== GOAL OF THE EXERCISE ==
Find each line with the string "name" and report it.

(Figure content listings)
** begin **

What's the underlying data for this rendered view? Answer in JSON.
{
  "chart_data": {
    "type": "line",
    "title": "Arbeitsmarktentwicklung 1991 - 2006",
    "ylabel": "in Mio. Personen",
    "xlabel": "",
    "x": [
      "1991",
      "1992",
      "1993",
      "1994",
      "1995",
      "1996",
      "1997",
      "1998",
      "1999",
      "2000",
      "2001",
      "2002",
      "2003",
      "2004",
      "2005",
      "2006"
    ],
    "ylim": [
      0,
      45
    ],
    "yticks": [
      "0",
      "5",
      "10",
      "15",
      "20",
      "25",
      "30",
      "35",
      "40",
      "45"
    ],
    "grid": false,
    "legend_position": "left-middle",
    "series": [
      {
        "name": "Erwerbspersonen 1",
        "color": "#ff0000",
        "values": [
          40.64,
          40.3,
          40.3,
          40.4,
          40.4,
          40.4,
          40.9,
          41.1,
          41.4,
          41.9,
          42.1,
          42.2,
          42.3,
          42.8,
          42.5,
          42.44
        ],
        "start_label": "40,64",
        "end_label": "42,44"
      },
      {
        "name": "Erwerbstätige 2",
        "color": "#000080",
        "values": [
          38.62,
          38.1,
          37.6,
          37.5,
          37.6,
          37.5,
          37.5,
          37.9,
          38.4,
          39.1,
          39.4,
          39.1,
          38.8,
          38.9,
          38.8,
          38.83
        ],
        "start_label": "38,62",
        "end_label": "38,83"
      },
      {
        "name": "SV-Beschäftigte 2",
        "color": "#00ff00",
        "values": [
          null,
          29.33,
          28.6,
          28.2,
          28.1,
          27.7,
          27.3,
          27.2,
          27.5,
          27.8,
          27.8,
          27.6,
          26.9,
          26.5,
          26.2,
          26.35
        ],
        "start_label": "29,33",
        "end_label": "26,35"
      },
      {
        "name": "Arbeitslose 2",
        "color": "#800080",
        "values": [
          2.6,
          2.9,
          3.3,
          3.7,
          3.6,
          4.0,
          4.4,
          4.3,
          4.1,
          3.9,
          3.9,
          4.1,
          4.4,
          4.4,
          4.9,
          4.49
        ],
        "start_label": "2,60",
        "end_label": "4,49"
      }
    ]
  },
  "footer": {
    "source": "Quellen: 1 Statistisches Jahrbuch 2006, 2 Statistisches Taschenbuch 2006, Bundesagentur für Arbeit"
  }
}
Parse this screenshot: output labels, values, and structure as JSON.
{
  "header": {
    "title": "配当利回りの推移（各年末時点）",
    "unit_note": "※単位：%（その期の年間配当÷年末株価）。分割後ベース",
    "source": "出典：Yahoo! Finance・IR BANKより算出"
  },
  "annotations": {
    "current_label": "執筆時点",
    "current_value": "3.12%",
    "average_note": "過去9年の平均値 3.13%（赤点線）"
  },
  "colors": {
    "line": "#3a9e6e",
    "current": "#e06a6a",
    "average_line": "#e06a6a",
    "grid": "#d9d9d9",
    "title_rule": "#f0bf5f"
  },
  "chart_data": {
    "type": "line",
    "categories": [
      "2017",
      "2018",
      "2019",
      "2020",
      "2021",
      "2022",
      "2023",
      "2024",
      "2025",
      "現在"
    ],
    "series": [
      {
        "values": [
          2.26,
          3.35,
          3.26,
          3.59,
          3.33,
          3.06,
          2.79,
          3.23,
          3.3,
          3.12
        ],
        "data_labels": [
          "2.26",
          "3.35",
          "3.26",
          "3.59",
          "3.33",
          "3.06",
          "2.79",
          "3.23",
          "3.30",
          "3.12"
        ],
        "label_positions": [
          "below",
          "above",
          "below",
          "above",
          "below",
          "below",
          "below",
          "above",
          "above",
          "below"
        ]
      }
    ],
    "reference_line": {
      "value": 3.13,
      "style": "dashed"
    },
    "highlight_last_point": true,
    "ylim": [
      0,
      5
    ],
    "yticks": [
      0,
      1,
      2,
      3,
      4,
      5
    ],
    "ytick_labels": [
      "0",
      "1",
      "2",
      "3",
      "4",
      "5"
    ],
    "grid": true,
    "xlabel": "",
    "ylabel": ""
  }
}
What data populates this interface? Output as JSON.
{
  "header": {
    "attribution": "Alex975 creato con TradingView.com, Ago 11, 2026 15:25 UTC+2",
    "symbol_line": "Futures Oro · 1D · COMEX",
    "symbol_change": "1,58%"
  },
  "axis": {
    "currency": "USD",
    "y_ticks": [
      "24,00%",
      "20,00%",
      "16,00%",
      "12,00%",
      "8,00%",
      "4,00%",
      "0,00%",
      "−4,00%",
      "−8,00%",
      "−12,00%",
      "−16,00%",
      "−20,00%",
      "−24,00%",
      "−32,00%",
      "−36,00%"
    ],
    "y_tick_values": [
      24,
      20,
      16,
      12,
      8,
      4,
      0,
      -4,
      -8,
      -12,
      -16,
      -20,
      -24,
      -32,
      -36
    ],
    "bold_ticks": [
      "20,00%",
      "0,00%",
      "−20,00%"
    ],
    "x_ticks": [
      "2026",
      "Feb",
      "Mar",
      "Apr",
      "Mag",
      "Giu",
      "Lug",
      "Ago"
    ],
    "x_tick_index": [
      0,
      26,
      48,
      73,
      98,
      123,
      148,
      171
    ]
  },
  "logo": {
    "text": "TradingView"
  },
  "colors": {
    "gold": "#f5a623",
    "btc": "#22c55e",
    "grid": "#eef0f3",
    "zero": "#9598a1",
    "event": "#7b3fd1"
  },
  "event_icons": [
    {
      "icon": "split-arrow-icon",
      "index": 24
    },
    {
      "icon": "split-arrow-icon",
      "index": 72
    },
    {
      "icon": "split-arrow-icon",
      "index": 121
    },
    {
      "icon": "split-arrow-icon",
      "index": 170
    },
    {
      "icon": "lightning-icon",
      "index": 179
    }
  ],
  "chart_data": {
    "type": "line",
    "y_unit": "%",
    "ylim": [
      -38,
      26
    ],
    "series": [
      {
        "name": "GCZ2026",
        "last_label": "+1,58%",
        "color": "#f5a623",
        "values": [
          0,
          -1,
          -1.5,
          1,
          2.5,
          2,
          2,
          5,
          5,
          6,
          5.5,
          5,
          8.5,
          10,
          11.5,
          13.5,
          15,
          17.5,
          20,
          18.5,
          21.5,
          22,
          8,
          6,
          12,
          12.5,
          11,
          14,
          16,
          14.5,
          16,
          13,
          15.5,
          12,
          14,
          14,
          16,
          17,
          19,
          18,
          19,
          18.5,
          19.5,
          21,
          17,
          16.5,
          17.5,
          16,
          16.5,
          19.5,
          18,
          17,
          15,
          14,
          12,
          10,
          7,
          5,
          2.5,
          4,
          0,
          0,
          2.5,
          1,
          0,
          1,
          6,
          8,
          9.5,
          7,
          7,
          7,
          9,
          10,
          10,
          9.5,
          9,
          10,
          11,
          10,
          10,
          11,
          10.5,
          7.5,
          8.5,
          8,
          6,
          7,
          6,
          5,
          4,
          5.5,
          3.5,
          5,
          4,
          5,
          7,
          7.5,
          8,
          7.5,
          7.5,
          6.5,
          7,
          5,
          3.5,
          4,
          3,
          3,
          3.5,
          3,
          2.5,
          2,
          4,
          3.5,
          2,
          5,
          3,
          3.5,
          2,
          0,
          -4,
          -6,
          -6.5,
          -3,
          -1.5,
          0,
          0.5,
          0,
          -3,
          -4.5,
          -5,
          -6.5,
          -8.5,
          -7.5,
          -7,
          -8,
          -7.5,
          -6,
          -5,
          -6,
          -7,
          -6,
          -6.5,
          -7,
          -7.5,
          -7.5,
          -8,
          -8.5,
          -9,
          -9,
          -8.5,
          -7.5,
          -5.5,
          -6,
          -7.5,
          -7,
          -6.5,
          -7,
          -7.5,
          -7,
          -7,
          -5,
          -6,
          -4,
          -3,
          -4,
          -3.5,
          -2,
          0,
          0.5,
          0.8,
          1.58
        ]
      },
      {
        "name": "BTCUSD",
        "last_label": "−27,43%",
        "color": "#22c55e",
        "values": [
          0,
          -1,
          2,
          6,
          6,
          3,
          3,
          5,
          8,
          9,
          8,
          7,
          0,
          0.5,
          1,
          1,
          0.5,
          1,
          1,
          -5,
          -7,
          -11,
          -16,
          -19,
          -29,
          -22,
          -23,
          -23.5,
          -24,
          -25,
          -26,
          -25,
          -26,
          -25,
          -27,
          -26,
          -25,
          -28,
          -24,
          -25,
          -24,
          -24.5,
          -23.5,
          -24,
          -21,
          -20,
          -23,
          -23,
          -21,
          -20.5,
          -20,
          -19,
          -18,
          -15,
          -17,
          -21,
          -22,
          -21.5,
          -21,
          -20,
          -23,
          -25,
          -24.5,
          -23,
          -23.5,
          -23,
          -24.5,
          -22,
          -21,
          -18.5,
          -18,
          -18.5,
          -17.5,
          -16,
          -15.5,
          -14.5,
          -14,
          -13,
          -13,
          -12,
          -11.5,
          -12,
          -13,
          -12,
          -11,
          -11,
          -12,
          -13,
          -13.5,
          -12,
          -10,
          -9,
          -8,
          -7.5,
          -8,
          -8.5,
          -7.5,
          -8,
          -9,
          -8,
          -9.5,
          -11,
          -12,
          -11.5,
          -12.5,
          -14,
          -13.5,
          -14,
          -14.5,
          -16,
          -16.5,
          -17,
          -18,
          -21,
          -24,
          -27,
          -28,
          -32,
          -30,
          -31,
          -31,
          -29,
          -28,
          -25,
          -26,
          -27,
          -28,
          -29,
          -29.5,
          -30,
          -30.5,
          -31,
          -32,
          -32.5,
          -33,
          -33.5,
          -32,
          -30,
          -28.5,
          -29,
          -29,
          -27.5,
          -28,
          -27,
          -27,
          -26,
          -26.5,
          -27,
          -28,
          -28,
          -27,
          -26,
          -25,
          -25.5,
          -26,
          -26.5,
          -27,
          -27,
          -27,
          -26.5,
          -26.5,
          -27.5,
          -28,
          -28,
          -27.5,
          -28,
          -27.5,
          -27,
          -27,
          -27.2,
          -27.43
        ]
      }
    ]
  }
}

** end **

== RESPONSE FOR THIS EXERCISE ==
        "name": "Erwerbspersonen 1",
        "name": "Erwerbstätige 2",
        "name": "SV-Beschäftigte 2",
        "name": "Arbeitslose 2",
        "name": "GCZ2026",
        "name": "BTCUSD",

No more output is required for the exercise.